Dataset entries
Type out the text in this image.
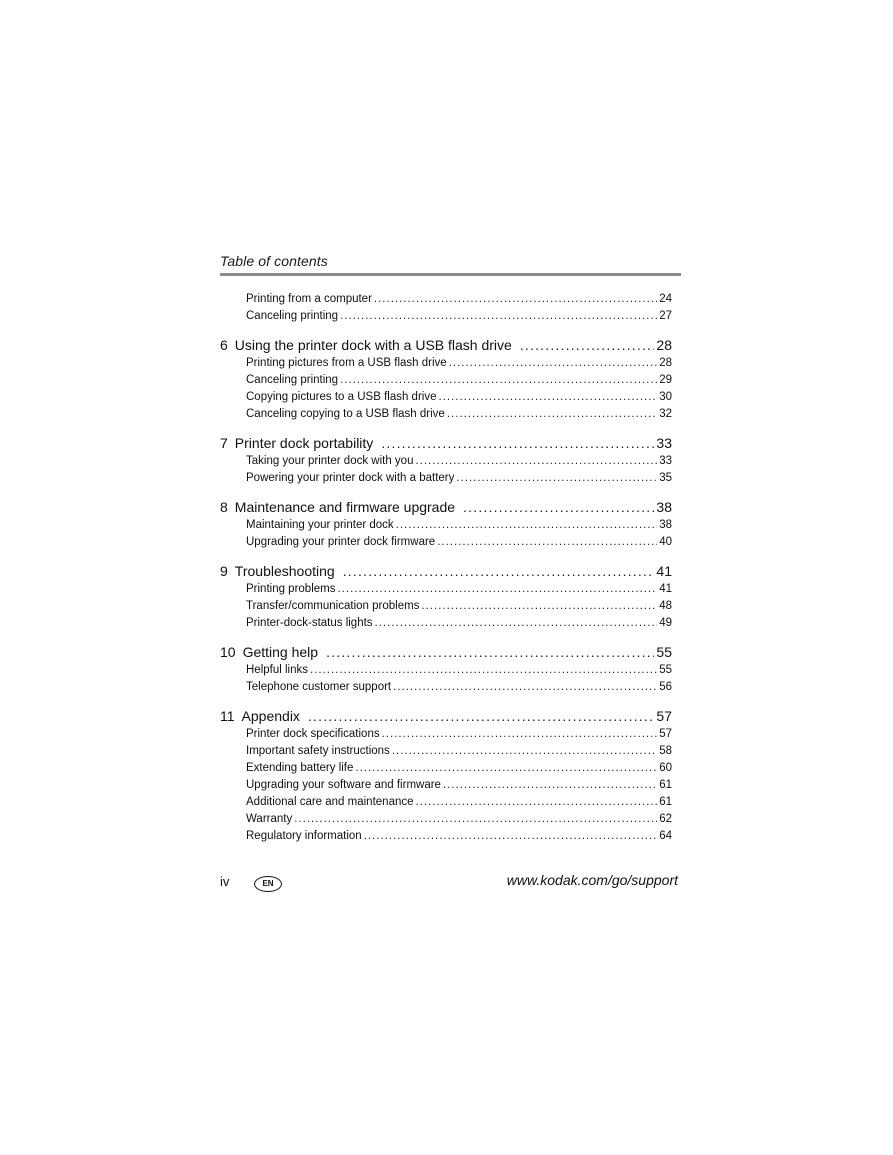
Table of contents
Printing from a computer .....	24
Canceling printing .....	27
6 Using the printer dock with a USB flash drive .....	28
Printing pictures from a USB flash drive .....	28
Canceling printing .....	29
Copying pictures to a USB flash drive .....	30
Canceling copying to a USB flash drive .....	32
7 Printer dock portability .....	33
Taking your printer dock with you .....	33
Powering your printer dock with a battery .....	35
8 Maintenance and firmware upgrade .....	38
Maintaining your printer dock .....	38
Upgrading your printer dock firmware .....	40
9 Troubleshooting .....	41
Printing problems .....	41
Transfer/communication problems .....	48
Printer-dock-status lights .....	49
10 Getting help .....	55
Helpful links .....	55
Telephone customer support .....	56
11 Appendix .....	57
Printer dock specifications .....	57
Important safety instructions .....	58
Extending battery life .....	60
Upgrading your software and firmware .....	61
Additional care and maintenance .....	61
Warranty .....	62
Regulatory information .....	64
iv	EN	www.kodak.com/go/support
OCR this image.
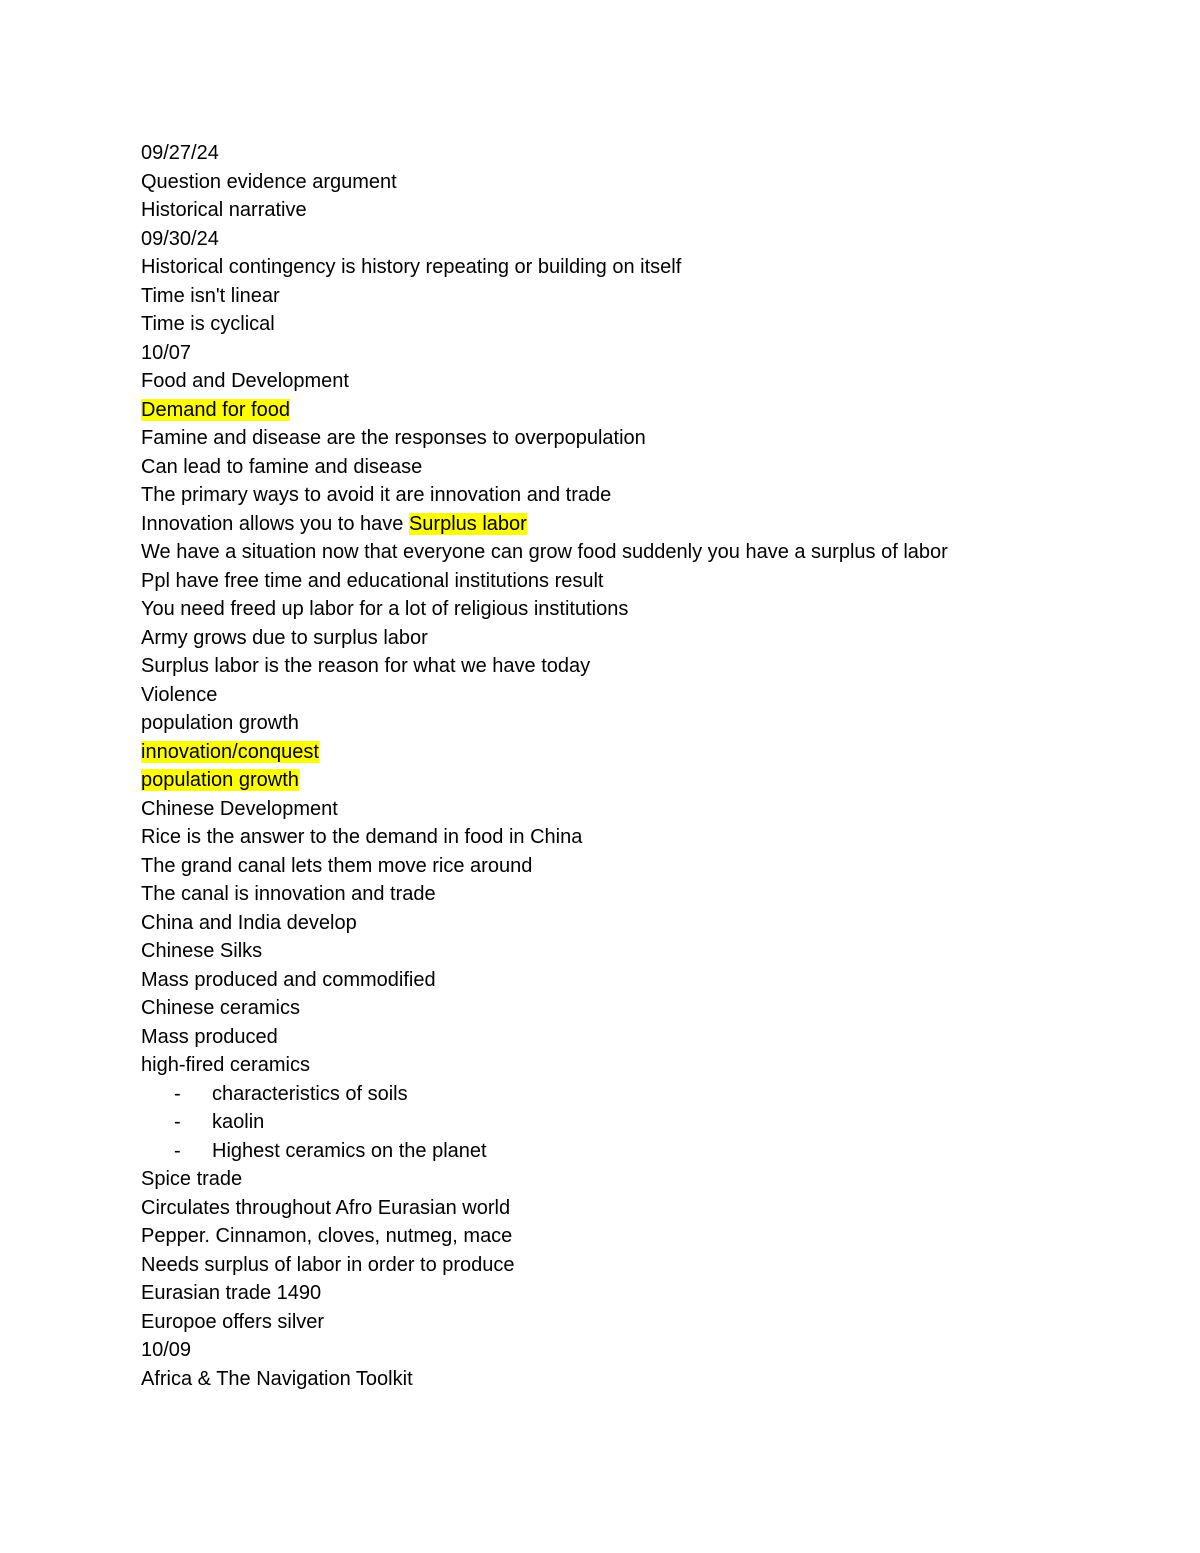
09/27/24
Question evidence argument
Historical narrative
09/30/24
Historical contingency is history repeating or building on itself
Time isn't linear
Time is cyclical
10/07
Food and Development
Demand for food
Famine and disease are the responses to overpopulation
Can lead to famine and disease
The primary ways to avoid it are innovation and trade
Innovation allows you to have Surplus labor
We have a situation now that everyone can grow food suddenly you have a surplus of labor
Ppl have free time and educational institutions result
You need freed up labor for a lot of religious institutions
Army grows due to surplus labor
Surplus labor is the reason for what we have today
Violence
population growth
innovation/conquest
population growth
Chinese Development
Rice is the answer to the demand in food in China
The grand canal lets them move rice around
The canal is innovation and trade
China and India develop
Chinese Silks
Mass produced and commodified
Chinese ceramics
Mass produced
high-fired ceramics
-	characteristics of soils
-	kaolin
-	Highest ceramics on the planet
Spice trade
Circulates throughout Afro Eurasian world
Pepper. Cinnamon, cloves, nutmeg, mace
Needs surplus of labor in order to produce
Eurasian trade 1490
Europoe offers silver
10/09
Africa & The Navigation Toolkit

**Exercise:** Copy each line of the preceding data that contains the string "Development".

**Solution:**
Food and Development
Chinese Development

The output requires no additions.